> **Your goal**: Only lines with the string "Module" matter here; gather them from the material below.

[start]

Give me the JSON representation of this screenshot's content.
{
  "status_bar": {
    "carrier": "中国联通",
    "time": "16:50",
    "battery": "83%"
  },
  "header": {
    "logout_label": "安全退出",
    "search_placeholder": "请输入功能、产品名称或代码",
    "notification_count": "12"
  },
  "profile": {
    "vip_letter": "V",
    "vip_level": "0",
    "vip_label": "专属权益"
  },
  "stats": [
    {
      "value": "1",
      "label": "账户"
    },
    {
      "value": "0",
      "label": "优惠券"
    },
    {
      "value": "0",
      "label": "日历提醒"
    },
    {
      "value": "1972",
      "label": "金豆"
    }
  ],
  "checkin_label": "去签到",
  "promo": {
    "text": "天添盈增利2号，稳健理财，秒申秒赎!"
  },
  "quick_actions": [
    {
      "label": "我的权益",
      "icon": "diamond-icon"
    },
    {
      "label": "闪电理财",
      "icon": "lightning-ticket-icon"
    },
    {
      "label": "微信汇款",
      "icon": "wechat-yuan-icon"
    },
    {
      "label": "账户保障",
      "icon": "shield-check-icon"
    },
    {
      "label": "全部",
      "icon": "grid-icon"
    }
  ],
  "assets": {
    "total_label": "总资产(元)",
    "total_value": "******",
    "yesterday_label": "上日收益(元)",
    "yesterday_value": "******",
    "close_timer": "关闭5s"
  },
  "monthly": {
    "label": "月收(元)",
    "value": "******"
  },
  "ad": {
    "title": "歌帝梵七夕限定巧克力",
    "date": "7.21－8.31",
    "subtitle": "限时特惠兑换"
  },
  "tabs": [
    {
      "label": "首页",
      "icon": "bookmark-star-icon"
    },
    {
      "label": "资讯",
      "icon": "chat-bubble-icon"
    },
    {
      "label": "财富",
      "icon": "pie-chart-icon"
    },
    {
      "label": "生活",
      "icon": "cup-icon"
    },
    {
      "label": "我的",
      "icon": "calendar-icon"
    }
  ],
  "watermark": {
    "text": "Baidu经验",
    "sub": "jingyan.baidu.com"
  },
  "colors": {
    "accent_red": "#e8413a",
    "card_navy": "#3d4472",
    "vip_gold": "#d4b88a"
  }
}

[end]
[start]

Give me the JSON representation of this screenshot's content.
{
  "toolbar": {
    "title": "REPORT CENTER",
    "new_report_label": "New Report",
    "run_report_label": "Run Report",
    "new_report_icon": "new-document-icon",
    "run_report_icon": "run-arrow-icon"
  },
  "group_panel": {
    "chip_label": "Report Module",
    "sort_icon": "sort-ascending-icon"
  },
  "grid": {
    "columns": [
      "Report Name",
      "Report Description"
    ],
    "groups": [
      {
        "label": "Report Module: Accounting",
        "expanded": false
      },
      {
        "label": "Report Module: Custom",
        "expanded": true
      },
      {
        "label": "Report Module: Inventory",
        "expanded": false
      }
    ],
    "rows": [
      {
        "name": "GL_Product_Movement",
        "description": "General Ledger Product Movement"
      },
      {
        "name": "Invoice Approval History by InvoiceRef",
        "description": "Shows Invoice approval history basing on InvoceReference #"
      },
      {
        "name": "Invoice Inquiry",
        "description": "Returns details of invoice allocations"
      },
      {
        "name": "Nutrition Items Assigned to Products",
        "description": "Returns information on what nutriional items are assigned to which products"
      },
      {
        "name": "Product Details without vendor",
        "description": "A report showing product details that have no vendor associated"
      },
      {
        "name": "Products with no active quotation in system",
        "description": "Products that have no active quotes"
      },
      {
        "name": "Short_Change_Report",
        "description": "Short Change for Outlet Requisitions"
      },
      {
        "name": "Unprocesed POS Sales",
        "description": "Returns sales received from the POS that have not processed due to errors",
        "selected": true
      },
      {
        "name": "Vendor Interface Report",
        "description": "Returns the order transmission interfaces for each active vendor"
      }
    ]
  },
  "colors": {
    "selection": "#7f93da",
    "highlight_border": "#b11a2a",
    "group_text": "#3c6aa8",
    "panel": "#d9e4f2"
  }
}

[end]

> **Task result**:
    "chip_label": "Report Module",
        "label": "Report Module: Accounting",
        "label": "Report Module: Custom",
        "label": "Report Module: Inventory",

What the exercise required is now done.